··· TASK INPUTS ···

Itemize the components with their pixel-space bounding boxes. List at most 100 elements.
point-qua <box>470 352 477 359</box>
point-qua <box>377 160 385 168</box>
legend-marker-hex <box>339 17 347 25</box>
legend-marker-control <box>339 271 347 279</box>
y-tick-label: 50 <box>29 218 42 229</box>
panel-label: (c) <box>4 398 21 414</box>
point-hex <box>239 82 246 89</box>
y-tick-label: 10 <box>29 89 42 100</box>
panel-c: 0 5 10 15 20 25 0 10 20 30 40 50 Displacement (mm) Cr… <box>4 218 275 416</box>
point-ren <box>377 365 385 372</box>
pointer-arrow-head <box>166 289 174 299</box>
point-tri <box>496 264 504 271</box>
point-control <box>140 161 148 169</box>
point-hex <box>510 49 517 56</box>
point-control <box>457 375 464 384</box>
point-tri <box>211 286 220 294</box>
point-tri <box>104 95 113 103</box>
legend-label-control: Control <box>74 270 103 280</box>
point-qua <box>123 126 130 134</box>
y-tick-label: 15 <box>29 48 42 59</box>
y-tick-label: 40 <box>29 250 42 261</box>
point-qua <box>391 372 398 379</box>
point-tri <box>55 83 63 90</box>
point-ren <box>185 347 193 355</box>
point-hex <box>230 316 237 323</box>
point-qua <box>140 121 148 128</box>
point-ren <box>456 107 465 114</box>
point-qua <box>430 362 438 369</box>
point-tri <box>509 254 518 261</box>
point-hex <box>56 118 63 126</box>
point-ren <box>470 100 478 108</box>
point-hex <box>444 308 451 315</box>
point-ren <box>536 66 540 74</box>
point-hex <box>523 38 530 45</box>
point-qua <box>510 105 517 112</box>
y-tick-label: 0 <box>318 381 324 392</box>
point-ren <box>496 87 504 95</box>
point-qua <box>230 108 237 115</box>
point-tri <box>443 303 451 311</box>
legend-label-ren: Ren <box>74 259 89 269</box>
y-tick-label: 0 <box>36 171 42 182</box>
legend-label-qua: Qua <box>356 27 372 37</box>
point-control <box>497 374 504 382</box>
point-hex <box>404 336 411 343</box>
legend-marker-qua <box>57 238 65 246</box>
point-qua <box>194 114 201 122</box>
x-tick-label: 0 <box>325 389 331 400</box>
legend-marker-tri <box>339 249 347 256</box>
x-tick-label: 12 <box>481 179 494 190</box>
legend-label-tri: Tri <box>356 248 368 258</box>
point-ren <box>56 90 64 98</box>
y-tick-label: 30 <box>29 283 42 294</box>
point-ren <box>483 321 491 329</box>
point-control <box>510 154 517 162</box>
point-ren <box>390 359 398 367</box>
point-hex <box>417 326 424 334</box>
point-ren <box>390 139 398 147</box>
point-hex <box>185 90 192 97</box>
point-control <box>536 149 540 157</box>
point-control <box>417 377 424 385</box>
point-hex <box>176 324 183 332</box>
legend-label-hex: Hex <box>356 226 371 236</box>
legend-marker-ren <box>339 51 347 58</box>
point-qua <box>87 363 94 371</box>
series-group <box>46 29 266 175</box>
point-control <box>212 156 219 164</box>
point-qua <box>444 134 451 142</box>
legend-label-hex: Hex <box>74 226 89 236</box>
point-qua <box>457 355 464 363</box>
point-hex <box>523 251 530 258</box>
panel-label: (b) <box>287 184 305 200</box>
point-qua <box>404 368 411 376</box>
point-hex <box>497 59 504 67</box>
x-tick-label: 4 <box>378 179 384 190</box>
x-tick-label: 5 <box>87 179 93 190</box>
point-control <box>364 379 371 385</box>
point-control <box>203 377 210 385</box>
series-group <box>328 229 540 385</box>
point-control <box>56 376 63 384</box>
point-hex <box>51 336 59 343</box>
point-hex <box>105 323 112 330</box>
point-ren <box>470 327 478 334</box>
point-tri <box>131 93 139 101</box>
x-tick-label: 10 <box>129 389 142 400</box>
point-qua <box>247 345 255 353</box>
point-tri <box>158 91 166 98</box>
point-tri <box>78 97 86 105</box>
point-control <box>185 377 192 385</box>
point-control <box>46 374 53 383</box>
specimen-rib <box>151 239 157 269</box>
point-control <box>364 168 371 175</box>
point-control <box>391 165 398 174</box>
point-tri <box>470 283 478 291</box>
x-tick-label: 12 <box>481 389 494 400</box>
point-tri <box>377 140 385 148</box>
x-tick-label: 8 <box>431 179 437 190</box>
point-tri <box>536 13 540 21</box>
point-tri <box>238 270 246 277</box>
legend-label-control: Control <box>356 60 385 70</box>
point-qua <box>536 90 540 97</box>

···

EXERCISE PROMPT:
List every line of the material above that contains the word "series".

SOLUTION:
series-group <box>46 29 266 175</box>
series-group <box>328 229 540 385</box>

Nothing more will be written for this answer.